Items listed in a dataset
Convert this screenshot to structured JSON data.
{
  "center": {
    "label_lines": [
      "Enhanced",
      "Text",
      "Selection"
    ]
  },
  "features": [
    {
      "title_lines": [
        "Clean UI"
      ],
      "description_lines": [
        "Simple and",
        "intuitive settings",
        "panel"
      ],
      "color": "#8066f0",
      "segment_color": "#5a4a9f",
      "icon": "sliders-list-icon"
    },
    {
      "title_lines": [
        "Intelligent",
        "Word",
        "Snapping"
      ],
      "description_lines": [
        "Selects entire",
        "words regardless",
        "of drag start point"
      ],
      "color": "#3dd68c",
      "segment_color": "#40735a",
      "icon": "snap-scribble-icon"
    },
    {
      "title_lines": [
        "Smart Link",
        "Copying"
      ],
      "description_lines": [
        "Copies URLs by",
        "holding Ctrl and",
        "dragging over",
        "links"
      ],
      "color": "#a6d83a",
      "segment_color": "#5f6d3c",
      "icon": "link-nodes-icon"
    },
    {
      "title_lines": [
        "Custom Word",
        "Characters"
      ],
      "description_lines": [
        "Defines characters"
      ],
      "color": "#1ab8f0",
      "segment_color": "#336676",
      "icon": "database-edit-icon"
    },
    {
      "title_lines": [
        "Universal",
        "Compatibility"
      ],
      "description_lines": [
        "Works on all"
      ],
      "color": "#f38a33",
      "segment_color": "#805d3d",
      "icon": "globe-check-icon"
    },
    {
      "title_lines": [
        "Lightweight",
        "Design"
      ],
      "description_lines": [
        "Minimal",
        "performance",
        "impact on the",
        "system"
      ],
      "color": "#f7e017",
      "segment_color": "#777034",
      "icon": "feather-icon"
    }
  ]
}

Written problem - Faithfully reproduce all of the records, character for character.

Reply -
Convert this screenshot to structured JSON data.
{
  "center": {
    "label_lines": [
      "Enhanced",
      "Text",
      "Selection"
    ]
  },
  "features": [
    {
      "title_lines": [
        "Clean UI"
      ],
      "description_lines": [
        "Simple and",
        "intuitive settings",
        "panel"
      ],
      "color": "#8066f0",
      "segment_color": "#5a4a9f",
      "icon": "sliders-list-icon"
    },
    {
      "title_lines": [
        "Intelligent",
        "Word",
        "Snapping"
      ],
      "description_lines": [
        "Selects entire",
        "words regardless",
        "of drag start point"
      ],
      "color": "#3dd68c",
      "segment_color": "#40735a",
      "icon": "snap-scribble-icon"
    },
    {
      "title_lines": [
        "Smart Link",
        "Copying"
      ],
      "description_lines": [
        "Copies URLs by",
        "holding Ctrl and",
        "dragging over",
        "links"
      ],
      "color": "#a6d83a",
      "segment_color": "#5f6d3c",
      "icon": "link-nodes-icon"
    },
    {
      "title_lines": [
        "Custom Word",
        "Characters"
      ],
      "description_lines": [
        "Defines characters"
      ],
      "color": "#1ab8f0",
      "segment_color": "#336676",
      "icon": "database-edit-icon"
    },
    {
      "title_lines": [
        "Universal",
        "Compatibility"
      ],
      "description_lines": [
        "Works on all"
      ],
      "color": "#f38a33",
      "segment_color": "#805d3d",
      "icon": "globe-check-icon"
    },
    {
      "title_lines": [
        "Lightweight",
        "Design"
      ],
      "description_lines": [
        "Minimal",
        "performance",
        "impact on the",
        "system"
      ],
      "color": "#f7e017",
      "segment_color": "#777034",
      "icon": "feather-icon"
    }
  ]
}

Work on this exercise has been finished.